* Problem to work on *
Among the records below, which lines contain the string "Current"? Report them.

(Transcribed page data)
========================
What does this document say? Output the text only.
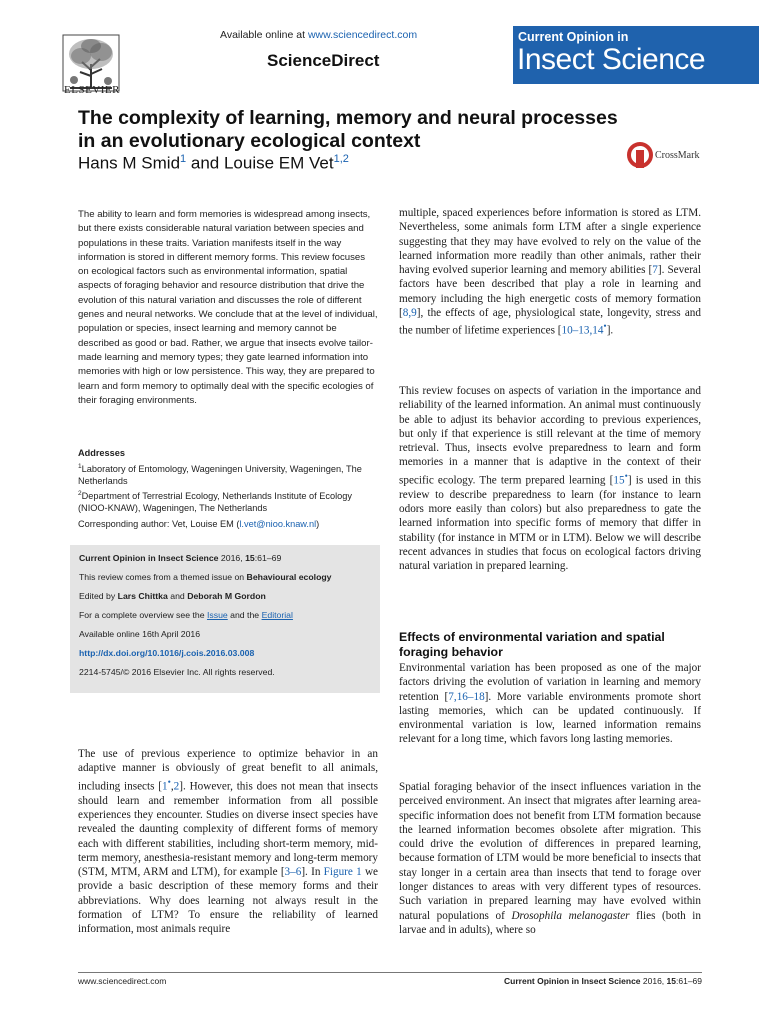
ELSEVIER
Available online at www.sciencedirect.com
ScienceDirect
Current Opinion in
Insect Science
The complexity of learning, memory and neural processes in an evolutionary ecological context
Hans M Smid$^1$ and Louise EM Vet$^{1,2}$	CrossMark
The ability to learn and form memories is widespread among insects, but there exists considerable natural variation between species and populations in these traits. Variation manifests itself in the way information is stored in different memory forms. This review focuses on ecological factors such as environmental information, spatial aspects of foraging behavior and resource distribution that drive the evolution of this natural variation and discusses the role of different genes and neural networks. We conclude that at the level of individual, population or species, insect learning and memory cannot be described as good or bad. Rather, we argue that insects evolve tailor-made learning and memory types; they gate learned information into memories with high or low persistence. This way, they are prepared to learn and form memory to optimally deal with the specific ecologies of their foraging environments.
Addresses

$^1$Laboratory of Entomology, Wageningen University, Wageningen, The Netherlands

$^2$Department of Terrestrial Ecology, Netherlands Institute of Ecology (NIOO-KNAW), Wageningen, The Netherlands

Corresponding author: Vet, Louise EM (l.vet@nioo.knaw.nl)

Current Opinion in Insect Science 2016, 15:61–69

This review comes from a themed issue on Behavioural ecology

Edited by Lars Chittka and Deborah M Gordon

For a complete overview see the Issue and the Editorial

Available online 16th April 2016

http://dx.doi.org/10.1016/j.cois.2016.03.008

2214-5745/© 2016 Elsevier Inc. All rights reserved.

The use of previous experience to optimize behavior in an adaptive manner is obviously of great benefit to all animals, including insects [1•,2]. However, this does not mean that insects should learn and remember information from all possible experiences they encounter. Studies on diverse insect species have revealed the daunting complexity of different forms of memory each with different stabilities, including short-term memory, mid-term memory, anesthesia-resistant memory and long-term memory (STM, MTM, ARM and LTM), for example [3–6]. In Figure 1 we provide a basic description of these memory forms and their abbreviations. Why does learning not always result in the formation of LTM? To ensure the reliability of learned information, most animals require
multiple, spaced experiences before information is stored as LTM. Nevertheless, some animals form LTM after a single experience suggesting that they may have evolved to rely on the value of the learned information more readily than other animals, rather their having evolved superior learning and memory abilities [7]. Several factors have been described that play a role in learning and memory including the high energetic costs of memory formation [8,9], the effects of age, physiological state, longevity, stress and the number of lifetime experiences [10–13,14•].
This review focuses on aspects of variation in the importance and reliability of the learned information. An animal must continuously be able to adjust its behavior according to previous experiences, but only if that experience is still relevant at the time of memory retrieval. Thus, insects evolve preparedness to learn and form memories in a manner that is adaptive in the context of their specific ecology. The term prepared learning [15•] is used in this review to describe preparedness to learn (for instance to learn odors more easily than colors) but also preparedness to gate the learned information into specific forms of memory that differ in stability (for instance in MTM or in LTM). Below we will describe recent advances in studies that focus on ecological factors driving natural variation in prepared learning.
Effects of environmental variation and spatial foraging behavior
Environmental variation has been proposed as one of the major factors driving the evolution of variation in learning and memory retention [7,16–18]. More variable environments promote short lasting memories, which can be updated continuously. If environmental variation is low, learned information remains relevant for a long time, which favors long lasting memories.
Spatial foraging behavior of the insect influences variation in the perceived environment. An insect that migrates after learning area-specific information does not benefit from LTM formation because the learned information becomes obsolete after migration. This could drive the evolution of differences in prepared learning, because formation of LTM would be more beneficial to insects that stay longer in a certain area than insects that tend to forage over longer distances to areas with very different types of resources. Such variation in prepared learning may have evolved within natural populations of Drosophila melanogaster flies (both in larvae and in adults), where so
www.sciencedirect.com	Current Opinion in Insect Science 2016, 15:61–69
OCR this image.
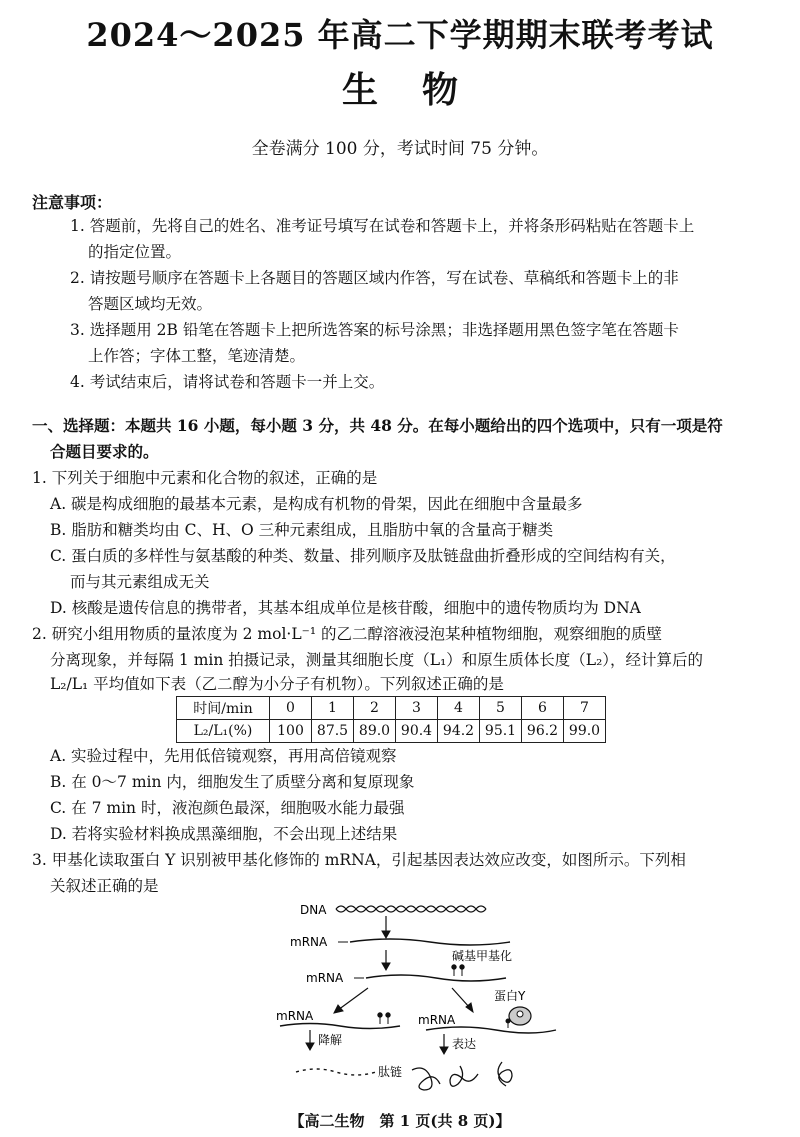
2024～2025 年高二下学期期末联考考试
生物
全卷满分 100 分，考试时间 75 分钟。
注意事项：
1. 答题前，先将自己的姓名、准考证号填写在试卷和答题卡上，并将条形码粘贴在答题卡上
的指定位置。
2. 请按题号顺序在答题卡上各题目的答题区域内作答，写在试卷、草稿纸和答题卡上的非
答题区域均无效。
3. 选择题用 2B 铅笔在答题卡上把所选答案的标号涂黑；非选择题用黑色签字笔在答题卡
上作答；字体工整，笔迹清楚。
4. 考试结束后，请将试卷和答题卡一并上交。
一、选择题：本题共 16 小题，每小题 3 分，共 48 分。在每小题给出的四个选项中，只有一项是符
合题目要求的。
1. 下列关于细胞中元素和化合物的叙述，正确的是
A. 碳是构成细胞的最基本元素，是构成有机物的骨架，因此在细胞中含量最多
B. 脂肪和糖类均由 C、H、O 三种元素组成，且脂肪中氧的含量高于糖类
C. 蛋白质的多样性与氨基酸的种类、数量、排列顺序及肽链盘曲折叠形成的空间结构有关，
而与其元素组成无关
D. 核酸是遗传信息的携带者，其基本组成单位是核苷酸，细胞中的遗传物质均为 DNA
2. 研究小组用物质的量浓度为 2 mol·L⁻¹ 的乙二醇溶液浸泡某种植物细胞，观察细胞的质壁
分离现象，并每隔 1 min 拍摄记录，测量其细胞长度（L₁）和原生质体长度（L₂），经计算后的
L₂/L₁ 平均值如下表（乙二醇为小分子有机物）。下列叙述正确的是
时间/min	0	1	2	3	4	5	6	7
L₂/L₁(%)	100	87.5	89.0	90.4	94.2	95.1	96.2	99.0
A. 实验过程中，先用低倍镜观察，再用高倍镜观察
B. 在 0～7 min 内，细胞发生了质壁分离和复原现象
C. 在 7 min 时，液泡颜色最深，细胞吸水能力最强
D. 若将实验材料换成黑藻细胞，不会出现上述结果
3. 甲基化读取蛋白 Y 识别被甲基化修饰的 mRNA，引起基因表达效应改变，如图所示。下列相
关叙述正确的是
DNA
mRNA
碱基甲基化
mRNA
mRNA
降解
蛋白Y
mRNA
表达
肽链
【高二生物　第 1 页(共 8 页)】
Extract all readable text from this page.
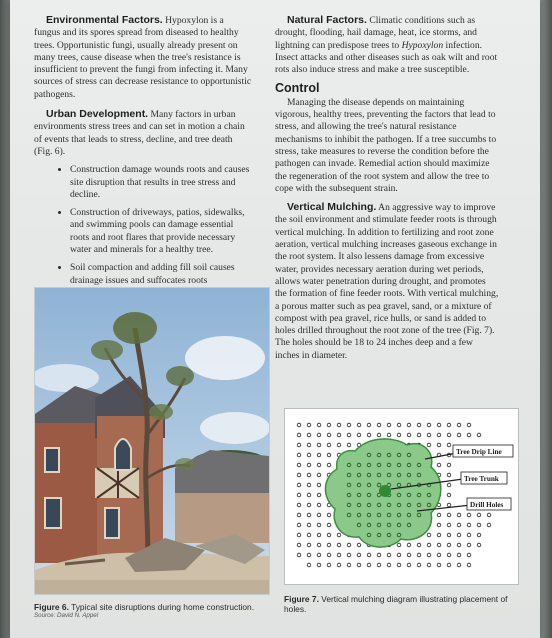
Environmental Factors. Hypoxylon is a fungus and its spores spread from diseased to healthy trees. Opportunistic fungi, usually already present on many trees, cause disease when the tree's resistance is insufficient to prevent the fungi from infecting it. Many sources of stress can decrease resistance to opportunistic pathogens.

Urban Development. Many factors in urban environments stress trees and can set in motion a chain of events that leads to stress, decline, and tree death (Fig. 6).

• Construction damage wounds roots and causes site disruption that results in tree stress and decline.
• Construction of driveways, patios, sidewalks, and swimming pools can damage essential roots and root flares that provide necessary water and minerals for a healthy tree.
• Soil compaction and adding fill soil causes drainage issues and suffocates roots
Figure 6. Typical site disruptions during home construction.
Source: David N. Appel

Natural Factors. Climatic conditions such as drought, flooding, hail damage, heat, ice storms, and lightning can predispose trees to Hypoxylon infection. Insect attacks and other diseases such as oak wilt and root rots also induce stress and make a tree susceptible.

Control

Managing the disease depends on maintaining vigorous, healthy trees, preventing the factors that lead to stress, and allowing the tree's natural resistance mechanisms to inhibit the pathogen. If a tree succumbs to stress, take measures to reverse the condition before the pathogen can invade. Remedial action should maximize the regeneration of the root system and allow the tree to cope with the subsequent strain.

Vertical Mulching. An aggressive way to improve the soil environment and stimulate feeder roots is through vertical mulching. In addition to fertilizing and root zone aeration, vertical mulching increases gaseous exchange in the root system. It also lessens damage from excessive water, provides necessary aeration during wet periods, allows water penetration during drought, and promotes the formation of fine feeder roots. With vertical mulching, a porous matter such as pea gravel, sand, or a mixture of compost with pea gravel, rice hulls, or sand is added to holes drilled throughout the root zone of the tree (Fig. 7). The holes should be 18 to 24 inches deep and a few inches in diameter.

Tree Drip Line
Tree Trunk
Drill Holes
Figure 7. Vertical mulching diagram illustrating placement of holes.
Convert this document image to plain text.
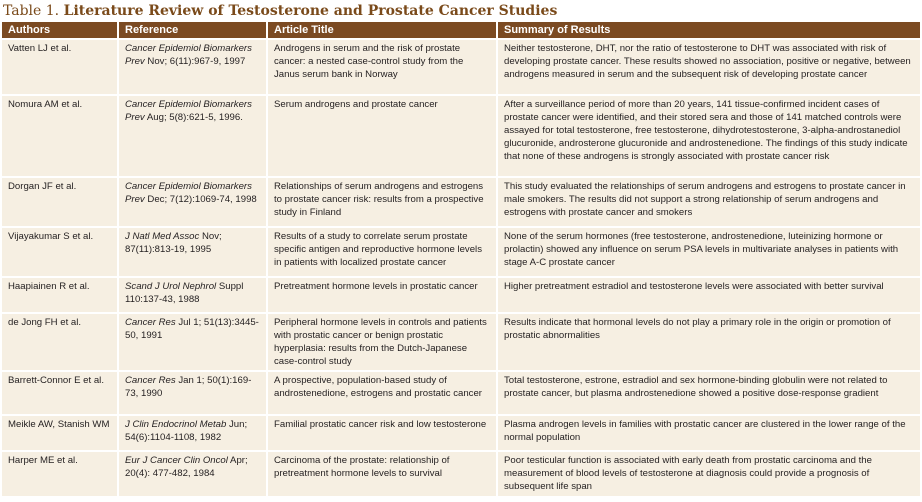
Table 1. Literature Review of Testosterone and Prostate Cancer Studies
Authors	Reference	Article Title	Summary of Results
Vatten LJ et al.	Cancer Epidemiol Biomarkers Prev Nov; 6(11):967-9, 1997	Androgens in serum and the risk of prostate cancer: a nested case-control study from the Janus serum bank in Norway	Neither testosterone, DHT, nor the ratio of testosterone to DHT was associated with risk of developing prostate cancer. These results showed no association, positive or negative, between androgens measured in serum and the subsequent risk of developing prostate cancer
Nomura AM et al.	Cancer Epidemiol Biomarkers Prev Aug; 5(8):621-5, 1996.	Serum androgens and prostate cancer	After a surveillance period of more than 20 years, 141 tissue-confirmed incident cases of prostate cancer were identified, and their stored sera and those of 141 matched controls were assayed for total testosterone, free testosterone, dihydrotestosterone, 3-alpha-androstanediol glucuronide, androsterone glucuronide and androstenedione. The findings of this study indicate that none of these androgens is strongly associated with prostate cancer risk
Dorgan JF et al.	Cancer Epidemiol Biomarkers Prev Dec; 7(12):1069-74, 1998	Relationships of serum androgens and estrogens to prostate cancer risk: results from a prospective study in Finland	This study evaluated the relationships of serum androgens and estrogens to prostate cancer in male smokers. The results did not support a strong relationship of serum androgens and estrogens with prostate cancer and smokers
Vijayakumar S et al.	J Natl Med Assoc Nov; 87(11):813-19, 1995	Results of a study to correlate serum prostate specific antigen and reproductive hormone levels in patients with localized prostate cancer	None of the serum hormones (free testosterone, androstenedione, luteinizing hormone or prolactin) showed any influence on serum PSA levels in multivariate analyses in patients with stage A-C prostate cancer
Haapiainen R et al.	Scand J Urol Nephrol Suppl 110:137-43, 1988	Pretreatment hormone levels in prostatic cancer	Higher pretreatment estradiol and testosterone levels were associated with better survival
de Jong FH et al.	Cancer Res Jul 1; 51(13):3445-50, 1991	Peripheral hormone levels in controls and patients with prostatic cancer or benign prostatic hyperplasia: results from the Dutch-Japanese case-control study	Results indicate that hormonal levels do not play a primary role in the origin or promotion of prostatic abnormalities
Barrett-Connor E et al.	Cancer Res Jan 1; 50(1):169-73, 1990	A prospective, population-based study of androstenedione, estrogens and prostatic cancer	Total testosterone, estrone, estradiol and sex hormone-binding globulin were not related to prostate cancer, but plasma androstenedione showed a positive dose-response gradient
Meikle AW, Stanish WM	J Clin Endocrinol Metab Jun; 54(6):1104-1108, 1982	Familial prostatic cancer risk and low testosterone	Plasma androgen levels in families with prostatic cancer are clustered in the lower range of the normal population
Harper ME et al.	Eur J Cancer Clin Oncol Apr; 20(4): 477-482, 1984	Carcinoma of the prostate: relationship of pretreatment hormone levels to survival	Poor testicular function is associated with early death from prostatic carcinoma and the measurement of blood levels of testosterone at diagnosis could provide a prognosis of subsequent life span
========================
* Response area *
Current Opinion in
Current Opinion in Insect Science 2016, 15:61–69
www.sciencedirect.com	Current Opinion in Insect Science 2016, 15:61–69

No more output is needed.